Texto apresentado ::
● ● ● ● ● ● ●

Conclusão: Le très bon père – O padre muito bom

A espiritualidade dos Sacerdotes do Coração de Jesus é, portanto centrada em Jesus Cristo: Ele é
tudo para nós, do seu Coração trespassado atingimos com abundância o nosso ser, estar e agir na
Igreja e no mundo. Esta é a característica principal do dehoniano: como o Discípulo amado, ele apoia
o seu ouvido ao Coração de Jesus, escuta o que esse Coração diz e revela, fica sempre maravilhado
deste milagre de Deus-Amor e por este Amor é impelido, motivado, sustentado. Na Eucaristia, o
Amor que se fez Pão, ele encontra o seu alimento e o seu estilo de vida: “Tomai e comei…fazei isto
em memória de mim”. É exactamente isso que faz: toma a sua vida e a oferece a Deus, dando o seu
amor, tempo, energias, capacidades pessoais aos que andam cansados e oprimidos, famintos e
sedentos de amor, de justiça, de vida e de felicidade. Ele, o dehoniano, é um pão bom, como padre
Dehon que era chamado “Le très bon père – O padre muito bom”. A herança que padre Dehon nos
deixou, é o mais maravilhoso dos tesouros, o Coração de Jesus, que nós não guardamos para nós,
mas que sempre desejamos partilhar com todos.

● ● ● ● ● ● ●

Material extraído ::
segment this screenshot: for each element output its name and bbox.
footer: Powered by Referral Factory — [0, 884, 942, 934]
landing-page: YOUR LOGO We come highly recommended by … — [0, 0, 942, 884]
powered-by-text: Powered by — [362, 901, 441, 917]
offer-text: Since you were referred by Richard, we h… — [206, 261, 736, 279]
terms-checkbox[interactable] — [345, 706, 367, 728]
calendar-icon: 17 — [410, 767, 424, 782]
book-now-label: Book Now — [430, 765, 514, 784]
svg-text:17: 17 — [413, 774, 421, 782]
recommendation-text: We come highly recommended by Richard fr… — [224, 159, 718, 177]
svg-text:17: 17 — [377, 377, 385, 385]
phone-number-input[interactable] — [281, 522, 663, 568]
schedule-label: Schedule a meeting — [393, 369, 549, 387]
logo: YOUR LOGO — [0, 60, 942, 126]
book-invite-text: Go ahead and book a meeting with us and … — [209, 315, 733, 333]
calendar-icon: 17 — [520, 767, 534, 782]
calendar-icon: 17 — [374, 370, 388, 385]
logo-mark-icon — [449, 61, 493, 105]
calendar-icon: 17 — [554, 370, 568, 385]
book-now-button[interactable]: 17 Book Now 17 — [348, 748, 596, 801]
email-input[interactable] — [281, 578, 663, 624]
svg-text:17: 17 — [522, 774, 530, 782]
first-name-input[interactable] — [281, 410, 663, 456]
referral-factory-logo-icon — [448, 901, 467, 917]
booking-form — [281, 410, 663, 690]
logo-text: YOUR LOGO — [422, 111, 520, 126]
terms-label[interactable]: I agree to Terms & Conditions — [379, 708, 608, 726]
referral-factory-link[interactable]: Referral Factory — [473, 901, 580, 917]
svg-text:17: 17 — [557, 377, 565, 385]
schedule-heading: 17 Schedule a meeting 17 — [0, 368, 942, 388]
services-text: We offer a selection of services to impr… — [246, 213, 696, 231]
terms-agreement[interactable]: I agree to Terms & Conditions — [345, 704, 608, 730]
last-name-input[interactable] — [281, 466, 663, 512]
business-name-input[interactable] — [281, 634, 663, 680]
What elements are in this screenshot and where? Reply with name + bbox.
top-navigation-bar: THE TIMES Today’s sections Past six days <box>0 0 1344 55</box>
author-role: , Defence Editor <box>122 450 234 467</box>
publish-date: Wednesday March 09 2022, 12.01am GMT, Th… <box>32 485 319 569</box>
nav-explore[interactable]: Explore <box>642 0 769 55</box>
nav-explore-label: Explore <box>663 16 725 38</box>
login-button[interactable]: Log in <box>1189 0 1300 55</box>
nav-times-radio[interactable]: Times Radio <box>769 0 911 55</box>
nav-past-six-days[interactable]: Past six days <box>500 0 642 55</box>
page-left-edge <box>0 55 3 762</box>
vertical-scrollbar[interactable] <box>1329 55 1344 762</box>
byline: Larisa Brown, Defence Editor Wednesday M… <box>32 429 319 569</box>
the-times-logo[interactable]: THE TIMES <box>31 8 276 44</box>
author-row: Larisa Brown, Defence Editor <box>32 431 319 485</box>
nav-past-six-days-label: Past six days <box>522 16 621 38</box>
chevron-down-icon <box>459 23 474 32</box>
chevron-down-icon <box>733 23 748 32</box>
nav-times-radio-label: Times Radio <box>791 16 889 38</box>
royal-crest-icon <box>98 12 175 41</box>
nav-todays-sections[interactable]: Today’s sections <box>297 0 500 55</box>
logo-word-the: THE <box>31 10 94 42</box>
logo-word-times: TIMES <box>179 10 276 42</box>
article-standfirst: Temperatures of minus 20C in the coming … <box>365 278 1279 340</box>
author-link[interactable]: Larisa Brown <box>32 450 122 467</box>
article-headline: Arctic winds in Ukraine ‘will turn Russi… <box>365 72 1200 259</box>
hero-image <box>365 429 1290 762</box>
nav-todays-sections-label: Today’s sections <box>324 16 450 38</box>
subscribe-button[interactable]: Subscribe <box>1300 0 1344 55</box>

● ● ● ● ● ● ●

Enunciado ::
Responda a estas perguntas sobre o texto acerca da espiritualidade dehoniana:
1. Em quem está centrada a espiritualidade dos Sacerdotes do Coração de Jesus?
2. O que encontra o dehoniano na Eucaristia?
3. Como era chamado o padre Dehon?
Responda apenas com base no texto.

Resposta ::
1. Em Jesus Cristo.
2. O seu alimento e o seu estilo de vida.
3. "Le très bon père – O padre muito bom".